Do this: Output every line below without omitting or altering anything.
>> START Data to process
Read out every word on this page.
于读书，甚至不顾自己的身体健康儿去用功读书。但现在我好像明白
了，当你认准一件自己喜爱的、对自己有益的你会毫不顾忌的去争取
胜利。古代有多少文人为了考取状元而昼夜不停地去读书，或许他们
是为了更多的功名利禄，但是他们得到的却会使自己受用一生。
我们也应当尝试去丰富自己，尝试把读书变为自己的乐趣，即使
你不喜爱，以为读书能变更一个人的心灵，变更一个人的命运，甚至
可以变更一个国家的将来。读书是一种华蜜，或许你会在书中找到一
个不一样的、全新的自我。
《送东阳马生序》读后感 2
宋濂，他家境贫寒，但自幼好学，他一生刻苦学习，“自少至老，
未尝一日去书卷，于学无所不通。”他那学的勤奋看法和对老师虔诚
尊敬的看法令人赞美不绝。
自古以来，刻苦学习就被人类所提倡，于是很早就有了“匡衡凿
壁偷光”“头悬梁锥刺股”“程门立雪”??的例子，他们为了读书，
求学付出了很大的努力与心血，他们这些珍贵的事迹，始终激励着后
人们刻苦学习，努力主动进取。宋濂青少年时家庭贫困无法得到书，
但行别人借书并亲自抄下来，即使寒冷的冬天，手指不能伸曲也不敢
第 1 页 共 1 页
>> END Data to process
Problem solution:
Read out every word on this page.
于读书，甚至不顾自己的身体健康儿去用功读书。但现在我好像明白
了，当你认准一件自己喜爱的、对自己有益的你会毫不顾忌的去争取
胜利。古代有多少文人为了考取状元而昼夜不停地去读书，或许他们
是为了更多的功名利禄，但是他们得到的却会使自己受用一生。
我们也应当尝试去丰富自己，尝试把读书变为自己的乐趣，即使
你不喜爱，以为读书能变更一个人的心灵，变更一个人的命运，甚至
可以变更一个国家的将来。读书是一种华蜜，或许你会在书中找到一
个不一样的、全新的自我。
《送东阳马生序》读后感 2
宋濂，他家境贫寒，但自幼好学，他一生刻苦学习，“自少至老，
未尝一日去书卷，于学无所不通。”他那学的勤奋看法和对老师虔诚
尊敬的看法令人赞美不绝。
自古以来，刻苦学习就被人类所提倡，于是很早就有了“匡衡凿
壁偷光”“头悬梁锥刺股”“程门立雪”??的例子，他们为了读书，
求学付出了很大的努力与心血，他们这些珍贵的事迹，始终激励着后
人们刻苦学习，努力主动进取。宋濂青少年时家庭贫困无法得到书，
但行别人借书并亲自抄下来，即使寒冷的冬天，手指不能伸曲也不敢
第 1 页 共 1 页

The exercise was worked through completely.